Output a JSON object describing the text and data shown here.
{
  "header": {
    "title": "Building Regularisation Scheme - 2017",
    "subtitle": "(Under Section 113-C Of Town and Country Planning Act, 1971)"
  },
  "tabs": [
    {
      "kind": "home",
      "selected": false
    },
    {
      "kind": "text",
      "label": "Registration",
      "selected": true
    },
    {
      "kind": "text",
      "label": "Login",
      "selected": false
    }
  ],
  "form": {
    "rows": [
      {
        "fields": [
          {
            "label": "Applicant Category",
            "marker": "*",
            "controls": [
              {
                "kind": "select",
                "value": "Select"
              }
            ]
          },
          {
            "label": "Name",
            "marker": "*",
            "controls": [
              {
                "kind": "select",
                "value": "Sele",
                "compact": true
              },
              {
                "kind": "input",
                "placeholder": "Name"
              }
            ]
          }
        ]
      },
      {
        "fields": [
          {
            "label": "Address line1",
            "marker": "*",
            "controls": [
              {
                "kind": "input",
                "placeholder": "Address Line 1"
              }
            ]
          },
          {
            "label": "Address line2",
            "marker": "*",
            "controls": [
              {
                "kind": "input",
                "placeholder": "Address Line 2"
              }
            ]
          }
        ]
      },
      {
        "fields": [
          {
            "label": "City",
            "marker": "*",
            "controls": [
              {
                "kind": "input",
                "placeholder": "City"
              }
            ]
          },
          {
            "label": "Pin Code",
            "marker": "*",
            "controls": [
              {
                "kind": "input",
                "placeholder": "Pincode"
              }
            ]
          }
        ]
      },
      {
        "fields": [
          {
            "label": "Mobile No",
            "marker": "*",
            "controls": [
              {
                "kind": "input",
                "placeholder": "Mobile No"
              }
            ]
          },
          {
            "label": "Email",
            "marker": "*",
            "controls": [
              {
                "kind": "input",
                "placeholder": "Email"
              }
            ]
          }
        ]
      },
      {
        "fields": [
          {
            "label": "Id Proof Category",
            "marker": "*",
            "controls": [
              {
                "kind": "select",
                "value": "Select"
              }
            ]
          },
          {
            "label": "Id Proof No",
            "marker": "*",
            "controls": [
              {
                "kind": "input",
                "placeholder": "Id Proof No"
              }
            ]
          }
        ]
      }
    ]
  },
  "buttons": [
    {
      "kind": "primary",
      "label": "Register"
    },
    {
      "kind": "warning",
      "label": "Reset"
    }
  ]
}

····················

• WHAT THE TASK REQUIRES: Copy and report every line where the word "Address" is present.

• FINISHED EXERCISE:
            "label": "Address line1",
                "placeholder": "Address Line 1"
            "label": "Address line2",
                "placeholder": "Address Line 2"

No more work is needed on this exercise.